__CHALLENGE__:
Repeat the material in full. Keep every line exactly as it is.

(Stored data entries)
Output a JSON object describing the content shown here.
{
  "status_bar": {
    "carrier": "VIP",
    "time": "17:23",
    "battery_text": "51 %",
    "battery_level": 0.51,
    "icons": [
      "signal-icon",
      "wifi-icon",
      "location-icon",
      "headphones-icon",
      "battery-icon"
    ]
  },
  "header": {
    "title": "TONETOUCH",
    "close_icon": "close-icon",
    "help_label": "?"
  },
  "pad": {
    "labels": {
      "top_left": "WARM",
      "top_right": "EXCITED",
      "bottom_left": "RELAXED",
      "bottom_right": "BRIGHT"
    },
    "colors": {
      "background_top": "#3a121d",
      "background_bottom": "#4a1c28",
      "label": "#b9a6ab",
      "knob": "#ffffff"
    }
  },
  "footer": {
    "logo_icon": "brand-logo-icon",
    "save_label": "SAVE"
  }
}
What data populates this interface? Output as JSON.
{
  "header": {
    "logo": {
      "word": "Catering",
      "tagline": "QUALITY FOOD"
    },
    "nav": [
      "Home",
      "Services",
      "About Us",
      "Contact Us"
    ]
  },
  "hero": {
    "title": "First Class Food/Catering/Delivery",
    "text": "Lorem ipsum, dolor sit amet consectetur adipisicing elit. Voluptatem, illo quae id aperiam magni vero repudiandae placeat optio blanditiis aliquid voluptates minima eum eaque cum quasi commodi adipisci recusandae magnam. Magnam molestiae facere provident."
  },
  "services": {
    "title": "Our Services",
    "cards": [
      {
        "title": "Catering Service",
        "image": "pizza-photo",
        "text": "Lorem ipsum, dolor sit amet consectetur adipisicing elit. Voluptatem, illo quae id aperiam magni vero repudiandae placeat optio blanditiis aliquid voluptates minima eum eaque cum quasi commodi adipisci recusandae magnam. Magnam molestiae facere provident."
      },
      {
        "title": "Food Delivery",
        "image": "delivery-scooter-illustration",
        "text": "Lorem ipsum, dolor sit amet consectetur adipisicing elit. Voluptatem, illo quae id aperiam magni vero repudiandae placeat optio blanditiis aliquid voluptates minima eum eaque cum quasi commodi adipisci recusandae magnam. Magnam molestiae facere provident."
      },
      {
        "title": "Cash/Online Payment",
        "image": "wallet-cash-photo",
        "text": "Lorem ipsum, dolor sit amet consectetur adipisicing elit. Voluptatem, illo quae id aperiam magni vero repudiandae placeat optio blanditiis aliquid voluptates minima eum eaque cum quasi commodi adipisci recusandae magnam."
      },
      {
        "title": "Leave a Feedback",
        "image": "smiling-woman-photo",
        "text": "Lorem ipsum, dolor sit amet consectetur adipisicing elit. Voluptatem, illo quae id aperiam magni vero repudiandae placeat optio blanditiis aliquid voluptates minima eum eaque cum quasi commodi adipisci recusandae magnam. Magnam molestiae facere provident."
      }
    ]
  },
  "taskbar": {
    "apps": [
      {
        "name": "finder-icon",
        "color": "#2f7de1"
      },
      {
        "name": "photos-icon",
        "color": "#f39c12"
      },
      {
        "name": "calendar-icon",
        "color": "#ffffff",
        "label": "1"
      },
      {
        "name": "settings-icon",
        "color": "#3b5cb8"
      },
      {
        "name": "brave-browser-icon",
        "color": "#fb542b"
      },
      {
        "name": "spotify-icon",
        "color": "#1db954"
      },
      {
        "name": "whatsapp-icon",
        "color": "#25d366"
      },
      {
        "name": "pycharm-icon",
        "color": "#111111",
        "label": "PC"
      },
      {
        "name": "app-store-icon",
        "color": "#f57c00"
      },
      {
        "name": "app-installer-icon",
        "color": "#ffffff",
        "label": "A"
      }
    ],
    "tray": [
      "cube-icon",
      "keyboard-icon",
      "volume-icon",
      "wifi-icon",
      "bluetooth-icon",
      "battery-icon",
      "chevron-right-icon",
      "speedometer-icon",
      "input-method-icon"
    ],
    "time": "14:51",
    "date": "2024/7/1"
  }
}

__WRITTEN RESPONSE__:
Output a JSON object describing the content shown here.
{
  "status_bar": {
    "carrier": "VIP",
    "time": "17:23",
    "battery_text": "51 %",
    "battery_level": 0.51,
    "icons": [
      "signal-icon",
      "wifi-icon",
      "location-icon",
      "headphones-icon",
      "battery-icon"
    ]
  },
  "header": {
    "title": "TONETOUCH",
    "close_icon": "close-icon",
    "help_label": "?"
  },
  "pad": {
    "labels": {
      "top_left": "WARM",
      "top_right": "EXCITED",
      "bottom_left": "RELAXED",
      "bottom_right": "BRIGHT"
    },
    "colors": {
      "background_top": "#3a121d",
      "background_bottom": "#4a1c28",
      "label": "#b9a6ab",
      "knob": "#ffffff"
    }
  },
  "footer": {
    "logo_icon": "brand-logo-icon",
    "save_label": "SAVE"
  }
}
What data populates this interface? Output as JSON.
{
  "header": {
    "logo": {
      "word": "Catering",
      "tagline": "QUALITY FOOD"
    },
    "nav": [
      "Home",
      "Services",
      "About Us",
      "Contact Us"
    ]
  },
  "hero": {
    "title": "First Class Food/Catering/Delivery",
    "text": "Lorem ipsum, dolor sit amet consectetur adipisicing elit. Voluptatem, illo quae id aperiam magni vero repudiandae placeat optio blanditiis aliquid voluptates minima eum eaque cum quasi commodi adipisci recusandae magnam. Magnam molestiae facere provident."
  },
  "services": {
    "title": "Our Services",
    "cards": [
      {
        "title": "Catering Service",
        "image": "pizza-photo",
        "text": "Lorem ipsum, dolor sit amet consectetur adipisicing elit. Voluptatem, illo quae id aperiam magni vero repudiandae placeat optio blanditiis aliquid voluptates minima eum eaque cum quasi commodi adipisci recusandae magnam. Magnam molestiae facere provident."
      },
      {
        "title": "Food Delivery",
        "image": "delivery-scooter-illustration",
        "text": "Lorem ipsum, dolor sit amet consectetur adipisicing elit. Voluptatem, illo quae id aperiam magni vero repudiandae placeat optio blanditiis aliquid voluptates minima eum eaque cum quasi commodi adipisci recusandae magnam. Magnam molestiae facere provident."
      },
      {
        "title": "Cash/Online Payment",
        "image": "wallet-cash-photo",
        "text": "Lorem ipsum, dolor sit amet consectetur adipisicing elit. Voluptatem, illo quae id aperiam magni vero repudiandae placeat optio blanditiis aliquid voluptates minima eum eaque cum quasi commodi adipisci recusandae magnam."
      },
      {
        "title": "Leave a Feedback",
        "image": "smiling-woman-photo",
        "text": "Lorem ipsum, dolor sit amet consectetur adipisicing elit. Voluptatem, illo quae id aperiam magni vero repudiandae placeat optio blanditiis aliquid voluptates minima eum eaque cum quasi commodi adipisci recusandae magnam. Magnam molestiae facere provident."
      }
    ]
  },
  "taskbar": {
    "apps": [
      {
        "name": "finder-icon",
        "color": "#2f7de1"
      },
      {
        "name": "photos-icon",
        "color": "#f39c12"
      },
      {
        "name": "calendar-icon",
        "color": "#ffffff",
        "label": "1"
      },
      {
        "name": "settings-icon",
        "color": "#3b5cb8"
      },
      {
        "name": "brave-browser-icon",
        "color": "#fb542b"
      },
      {
        "name": "spotify-icon",
        "color": "#1db954"
      },
      {
        "name": "whatsapp-icon",
        "color": "#25d366"
      },
      {
        "name": "pycharm-icon",
        "color": "#111111",
        "label": "PC"
      },
      {
        "name": "app-store-icon",
        "color": "#f57c00"
      },
      {
        "name": "app-installer-icon",
        "color": "#ffffff",
        "label": "A"
      }
    ],
    "tray": [
      "cube-icon",
      "keyboard-icon",
      "volume-icon",
      "wifi-icon",
      "bluetooth-icon",
      "battery-icon",
      "chevron-right-icon",
      "speedometer-icon",
      "input-method-icon"
    ],
    "time": "14:51",
    "date": "2024/7/1"
  }
}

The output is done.